(begin)

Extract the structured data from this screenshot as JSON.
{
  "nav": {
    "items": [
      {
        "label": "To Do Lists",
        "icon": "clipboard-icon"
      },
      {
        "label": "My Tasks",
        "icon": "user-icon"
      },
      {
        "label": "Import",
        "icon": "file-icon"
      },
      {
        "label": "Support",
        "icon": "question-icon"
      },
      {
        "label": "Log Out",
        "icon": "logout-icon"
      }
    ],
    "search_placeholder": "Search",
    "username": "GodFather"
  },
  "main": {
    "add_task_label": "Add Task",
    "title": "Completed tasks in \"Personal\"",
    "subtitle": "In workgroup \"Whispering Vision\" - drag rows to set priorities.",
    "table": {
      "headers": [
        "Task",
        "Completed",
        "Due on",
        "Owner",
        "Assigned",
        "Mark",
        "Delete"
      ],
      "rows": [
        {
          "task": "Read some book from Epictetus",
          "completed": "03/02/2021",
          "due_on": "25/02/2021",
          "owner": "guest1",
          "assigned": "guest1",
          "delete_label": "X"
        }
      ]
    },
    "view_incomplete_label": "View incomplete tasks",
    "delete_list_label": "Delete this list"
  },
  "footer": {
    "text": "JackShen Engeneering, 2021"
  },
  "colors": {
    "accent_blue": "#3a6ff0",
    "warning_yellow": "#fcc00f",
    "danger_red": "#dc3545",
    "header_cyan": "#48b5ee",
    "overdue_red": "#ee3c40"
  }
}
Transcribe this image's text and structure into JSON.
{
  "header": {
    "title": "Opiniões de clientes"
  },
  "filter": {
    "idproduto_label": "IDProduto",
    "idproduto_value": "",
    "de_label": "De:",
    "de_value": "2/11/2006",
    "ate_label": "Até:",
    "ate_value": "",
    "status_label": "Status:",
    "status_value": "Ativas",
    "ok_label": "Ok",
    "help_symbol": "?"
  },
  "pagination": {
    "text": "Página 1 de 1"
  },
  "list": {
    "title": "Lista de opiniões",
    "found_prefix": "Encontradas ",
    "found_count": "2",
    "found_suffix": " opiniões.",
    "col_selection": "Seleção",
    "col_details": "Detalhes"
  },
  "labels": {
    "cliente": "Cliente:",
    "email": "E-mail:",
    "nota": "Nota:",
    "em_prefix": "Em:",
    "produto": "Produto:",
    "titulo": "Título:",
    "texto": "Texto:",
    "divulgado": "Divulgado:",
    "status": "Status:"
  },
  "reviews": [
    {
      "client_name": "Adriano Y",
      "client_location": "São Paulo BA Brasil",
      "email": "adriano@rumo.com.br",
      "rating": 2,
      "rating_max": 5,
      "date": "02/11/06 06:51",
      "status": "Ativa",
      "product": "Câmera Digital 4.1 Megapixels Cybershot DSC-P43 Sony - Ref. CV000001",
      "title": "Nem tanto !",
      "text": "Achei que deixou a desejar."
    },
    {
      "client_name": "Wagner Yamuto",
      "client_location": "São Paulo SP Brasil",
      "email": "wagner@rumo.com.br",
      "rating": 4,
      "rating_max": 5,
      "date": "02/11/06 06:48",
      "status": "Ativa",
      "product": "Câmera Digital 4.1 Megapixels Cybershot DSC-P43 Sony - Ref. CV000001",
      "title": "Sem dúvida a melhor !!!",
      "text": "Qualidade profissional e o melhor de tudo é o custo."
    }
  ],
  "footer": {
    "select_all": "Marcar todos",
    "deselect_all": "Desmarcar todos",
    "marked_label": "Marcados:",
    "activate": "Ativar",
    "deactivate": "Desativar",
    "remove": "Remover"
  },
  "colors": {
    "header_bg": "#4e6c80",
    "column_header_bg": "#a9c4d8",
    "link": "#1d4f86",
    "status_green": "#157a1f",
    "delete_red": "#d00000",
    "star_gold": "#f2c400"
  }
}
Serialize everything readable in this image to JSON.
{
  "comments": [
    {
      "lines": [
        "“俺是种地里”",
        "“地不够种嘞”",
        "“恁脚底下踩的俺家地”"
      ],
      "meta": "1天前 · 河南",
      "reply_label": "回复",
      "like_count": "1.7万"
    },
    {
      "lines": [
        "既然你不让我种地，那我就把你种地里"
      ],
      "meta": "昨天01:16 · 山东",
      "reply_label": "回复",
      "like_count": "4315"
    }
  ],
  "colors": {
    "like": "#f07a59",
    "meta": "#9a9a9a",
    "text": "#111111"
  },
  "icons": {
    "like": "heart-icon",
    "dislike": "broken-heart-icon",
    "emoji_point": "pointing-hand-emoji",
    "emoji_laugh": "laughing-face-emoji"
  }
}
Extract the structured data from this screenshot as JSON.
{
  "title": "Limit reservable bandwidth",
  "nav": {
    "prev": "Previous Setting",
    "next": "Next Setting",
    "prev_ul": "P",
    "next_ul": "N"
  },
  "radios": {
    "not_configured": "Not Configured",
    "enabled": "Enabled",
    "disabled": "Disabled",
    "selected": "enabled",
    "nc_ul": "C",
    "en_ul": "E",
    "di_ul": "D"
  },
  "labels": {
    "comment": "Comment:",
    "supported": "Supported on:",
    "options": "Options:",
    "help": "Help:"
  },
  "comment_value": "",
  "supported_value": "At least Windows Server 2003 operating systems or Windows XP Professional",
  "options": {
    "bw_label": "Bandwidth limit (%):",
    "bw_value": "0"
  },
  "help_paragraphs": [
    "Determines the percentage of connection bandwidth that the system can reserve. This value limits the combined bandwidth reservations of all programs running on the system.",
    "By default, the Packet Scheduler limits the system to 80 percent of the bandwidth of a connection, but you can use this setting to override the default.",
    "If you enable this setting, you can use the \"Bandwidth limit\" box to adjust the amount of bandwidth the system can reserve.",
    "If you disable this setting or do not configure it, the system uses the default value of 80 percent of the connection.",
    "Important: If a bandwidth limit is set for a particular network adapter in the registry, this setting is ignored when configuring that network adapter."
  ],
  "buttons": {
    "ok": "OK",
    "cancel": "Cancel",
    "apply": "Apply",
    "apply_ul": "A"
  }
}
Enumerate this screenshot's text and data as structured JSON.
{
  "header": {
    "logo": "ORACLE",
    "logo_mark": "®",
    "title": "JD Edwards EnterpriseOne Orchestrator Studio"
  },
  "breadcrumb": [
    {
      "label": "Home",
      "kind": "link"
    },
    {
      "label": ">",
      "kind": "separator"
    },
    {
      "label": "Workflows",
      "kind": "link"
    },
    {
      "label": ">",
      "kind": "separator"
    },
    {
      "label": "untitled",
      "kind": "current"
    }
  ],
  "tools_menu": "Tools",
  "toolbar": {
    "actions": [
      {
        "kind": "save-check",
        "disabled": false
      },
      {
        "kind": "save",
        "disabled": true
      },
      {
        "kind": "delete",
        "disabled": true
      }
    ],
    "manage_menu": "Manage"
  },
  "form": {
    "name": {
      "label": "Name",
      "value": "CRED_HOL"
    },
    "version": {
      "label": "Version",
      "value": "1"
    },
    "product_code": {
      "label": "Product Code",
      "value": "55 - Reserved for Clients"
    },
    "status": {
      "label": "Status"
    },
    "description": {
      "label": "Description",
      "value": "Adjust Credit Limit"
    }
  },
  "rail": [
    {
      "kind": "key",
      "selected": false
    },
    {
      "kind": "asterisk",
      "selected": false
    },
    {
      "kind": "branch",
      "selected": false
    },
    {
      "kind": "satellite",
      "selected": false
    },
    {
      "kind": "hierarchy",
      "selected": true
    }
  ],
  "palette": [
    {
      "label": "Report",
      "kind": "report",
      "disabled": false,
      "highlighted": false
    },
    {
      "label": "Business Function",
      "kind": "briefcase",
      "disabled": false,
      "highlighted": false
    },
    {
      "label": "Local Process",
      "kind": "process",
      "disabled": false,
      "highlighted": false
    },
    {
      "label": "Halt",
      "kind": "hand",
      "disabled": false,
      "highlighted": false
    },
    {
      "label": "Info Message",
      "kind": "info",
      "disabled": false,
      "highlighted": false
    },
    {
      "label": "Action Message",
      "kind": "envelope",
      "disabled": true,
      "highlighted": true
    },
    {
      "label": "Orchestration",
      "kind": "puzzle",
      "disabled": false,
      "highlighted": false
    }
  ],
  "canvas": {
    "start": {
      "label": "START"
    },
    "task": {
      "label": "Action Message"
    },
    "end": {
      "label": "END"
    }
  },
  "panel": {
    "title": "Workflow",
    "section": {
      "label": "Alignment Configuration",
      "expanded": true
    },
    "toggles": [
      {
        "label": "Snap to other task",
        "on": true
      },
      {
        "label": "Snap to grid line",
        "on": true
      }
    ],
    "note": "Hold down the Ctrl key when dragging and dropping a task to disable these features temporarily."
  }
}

(end)

Set problem
Report each line of the material above where the word "JSON" appears.

Answer to this exercise
Extract the structured data from this screenshot as JSON.
Transcribe this image's text and structure into JSON.
Serialize everything readable in this image to JSON.
Extract the structured data from this screenshot as JSON.
Enumerate this screenshot's text and data as structured JSON.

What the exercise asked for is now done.